→ WHAT YOU SHOULD DO
Below is a block of records: output all of them exactly and leave out the pictures.

Dataset entries

================================

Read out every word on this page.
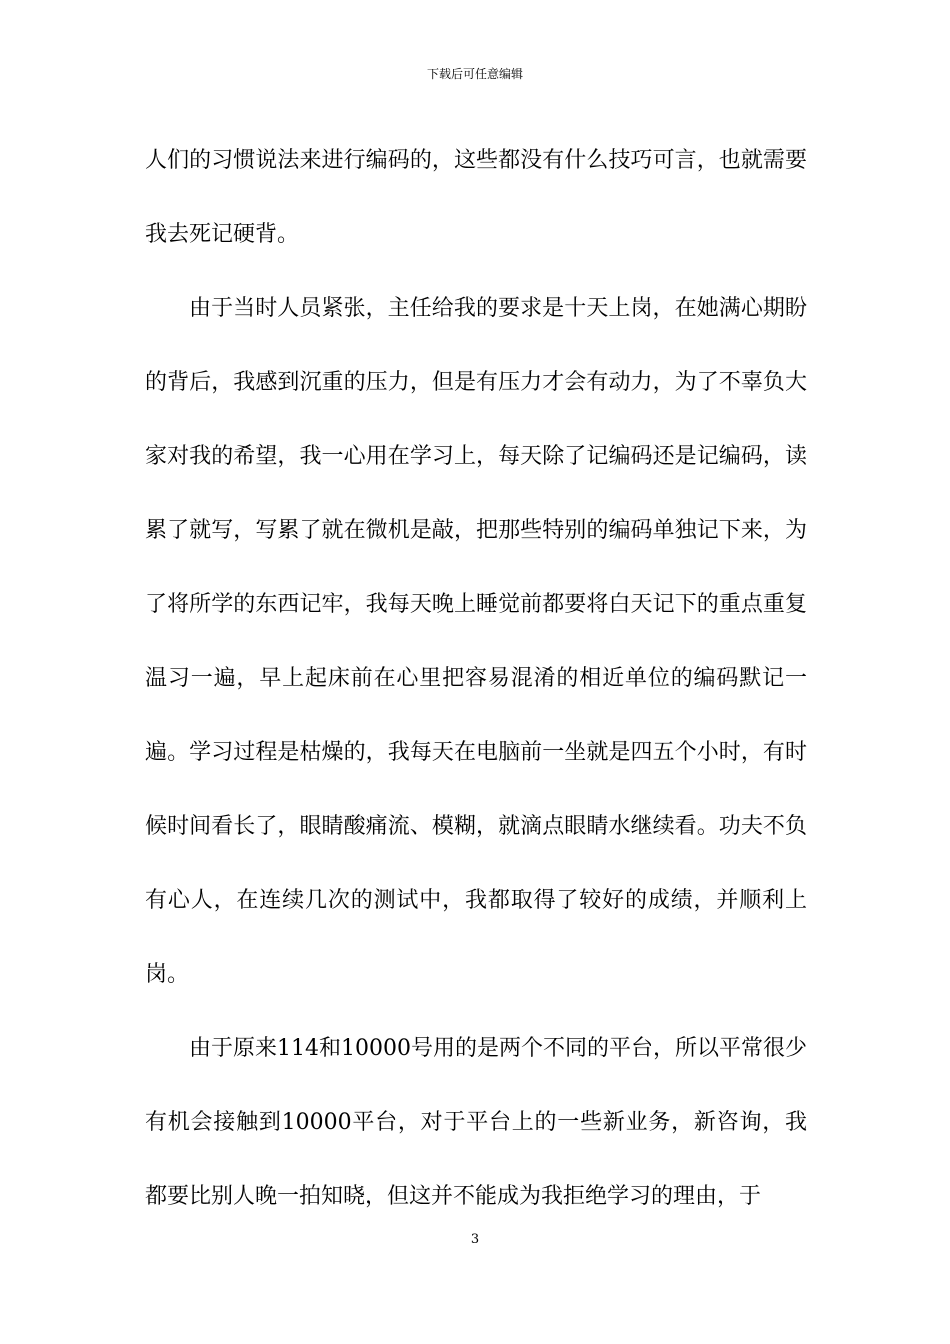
下载后可任意编辑

人们的习惯说法来进行编码的，这些都没有什么技巧可言，也就需要我去死记硬背。

由于当时人员紧张，主任给我的要求是十天上岗，在她满心期盼的背后，我感到沉重的压力，但是有压力才会有动力，为了不辜负大家对我的希望，我一心用在学习上，每天除了记编码还是记编码，读累了就写，写累了就在微机是敲，把那些特别的编码单独记下来，为了将所学的东西记牢，我每天晚上睡觉前都要将白天记下的重点重复温习一遍，早上起床前在心里把容易混淆的相近单位的编码默记一遍。学习过程是枯燥的，我每天在电脑前一坐就是四五个小时，有时候时间看长了，眼睛酸痛流、模糊，就滴点眼睛水继续看。功夫不负有心人，在连续几次的测试中，我都取得了较好的成绩，并顺利上岗。

由于原来114和10000号用的是两个不同的平台，所以平常很少有机会接触到10000平台，对于平台上的一些新业务，新咨询，我都要比别人晚一拍知晓，但这并不能成为我拒绝学习的理由，于

3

================================

→ EXERCISE SOLUTION
Read out every word on this page.
下载后可任意编辑

人们的习惯说法来进行编码的，这些都没有什么技巧可言，也就需要我去死记硬背。

由于当时人员紧张，主任给我的要求是十天上岗，在她满心期盼的背后，我感到沉重的压力，但是有压力才会有动力，为了不辜负大家对我的希望，我一心用在学习上，每天除了记编码还是记编码，读累了就写，写累了就在微机是敲，把那些特别的编码单独记下来，为了将所学的东西记牢，我每天晚上睡觉前都要将白天记下的重点重复温习一遍，早上起床前在心里把容易混淆的相近单位的编码默记一遍。学习过程是枯燥的，我每天在电脑前一坐就是四五个小时，有时候时间看长了，眼睛酸痛流、模糊，就滴点眼睛水继续看。功夫不负有心人，在连续几次的测试中，我都取得了较好的成绩，并顺利上岗。

由于原来114和10000号用的是两个不同的平台，所以平常很少有机会接触到10000平台，对于平台上的一些新业务，新咨询，我都要比别人晚一拍知晓，但这并不能成为我拒绝学习的理由，于

3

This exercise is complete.